■ DIRECTION ■
Where does the string "Output" appear? Copy every line of the entries below that holds it.

— BEGIN —

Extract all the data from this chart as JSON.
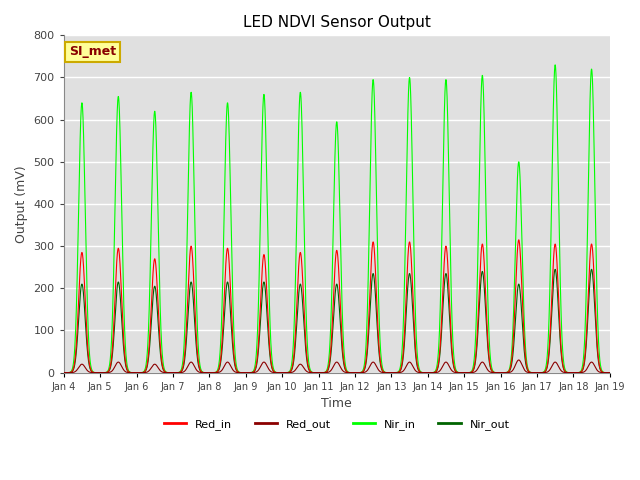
{
  "title": "LED NDVI Sensor Output",
  "xlabel": "Time",
  "ylabel": "Output (mV)",
  "ylim": [
    0,
    800
  ],
  "xlim_days": [
    4,
    19
  ],
  "annotation_text": "SI_met",
  "annotation_bg": "#FFFF99",
  "annotation_border": "#CCAA00",
  "annotation_text_color": "#880000",
  "grid_color": "white",
  "plot_bg": "#E0E0E0",
  "tick_labels": [
    "Jan 4",
    "Jan 5",
    "Jan 6",
    "Jan 7",
    "Jan 8",
    "Jan 9",
    "Jan 10",
    "Jan 11",
    "Jan 12",
    "Jan 13",
    "Jan 14",
    "Jan 15",
    "Jan 16",
    "Jan 17",
    "Jan 18",
    "Jan 19"
  ],
  "legend_entries": [
    "Red_in",
    "Red_out",
    "Nir_in",
    "Nir_out"
  ],
  "legend_colors": [
    "#FF0000",
    "#8B0000",
    "#00FF00",
    "#006400"
  ],
  "pulse_days": [
    4.5,
    5.5,
    6.5,
    7.5,
    8.5,
    9.5,
    10.5,
    11.5,
    12.5,
    13.5,
    14.5,
    15.5,
    16.5,
    17.5,
    18.5
  ],
  "red_in_peaks": [
    285,
    295,
    270,
    300,
    295,
    280,
    285,
    290,
    310,
    310,
    300,
    305,
    315,
    305,
    305
  ],
  "red_out_peaks": [
    20,
    25,
    20,
    25,
    25,
    25,
    20,
    25,
    25,
    25,
    25,
    25,
    30,
    25,
    25
  ],
  "nir_in_peaks": [
    640,
    655,
    620,
    665,
    640,
    660,
    665,
    595,
    695,
    700,
    695,
    705,
    500,
    730,
    720
  ],
  "nir_out_peaks": [
    210,
    215,
    205,
    215,
    215,
    215,
    210,
    210,
    235,
    235,
    235,
    240,
    210,
    245,
    245
  ],
  "pulse_sigma": 0.09
}
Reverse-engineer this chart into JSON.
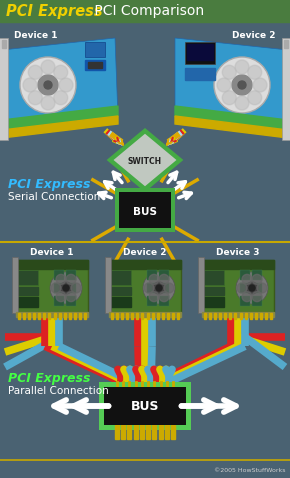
{
  "title_pci": "PCI Express",
  "title_rest": " PCI Comparison",
  "title_bg": "#4a7c3f",
  "title_pci_color": "#f0d000",
  "title_rest_color": "#ffffff",
  "bg_color": "#4a6272",
  "divider_color": "#c8a800",
  "top_label": "PCI Express",
  "top_sublabel": "Serial Connection",
  "bottom_label": "PCI Express",
  "bottom_sublabel": "Parallel Connection",
  "label_color_top": "#33bbff",
  "label_color_bot": "#44ff44",
  "switch_label": "SWITCH",
  "bus_label": "BUS",
  "device1_top": "Device 1",
  "device2_top": "Device 2",
  "device1_bot": "Device 1",
  "device2_bot": "Device 2",
  "device3_bot": "Device 3",
  "copyright": "©2005 HowStuffWorks",
  "switch_chip_silver": "#c0c8c0",
  "switch_border": "#44aa44",
  "bus_top_chip": "#111111",
  "bus_top_border": "#44aa44",
  "bus_bot_chip": "#111111",
  "bus_bot_border": "#55cc55",
  "arrow_white": "#ffffff",
  "arrow_red": "#dd2222",
  "arrow_yellow": "#ddcc00",
  "arrow_blue": "#55aacc",
  "arrow_lightblue": "#aaddee",
  "card_blue_body": "#3399cc",
  "card_blue_fan": "#dddddd",
  "card_blue_bracket": "#cccccc",
  "card_blue_stripe_green": "#44aa44",
  "card_blue_stripe_gold": "#ccaa00",
  "card_green_body": "#4a7a2a",
  "card_green_dark": "#3a5a1a",
  "card_green_fan": "#888888",
  "pin_gold": "#ccaa00",
  "orange_line": "#ddaa00"
}
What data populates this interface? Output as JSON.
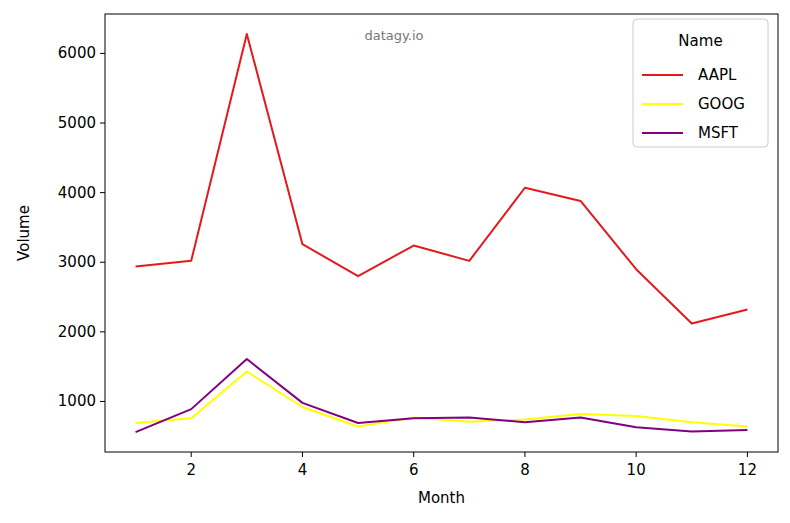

— END —

■ CORRECT RESULT ■
  "title": "LED NDVI Sensor Output",
  "ylabel": "Output (mV)",
What data populates this interface? Output as JSON.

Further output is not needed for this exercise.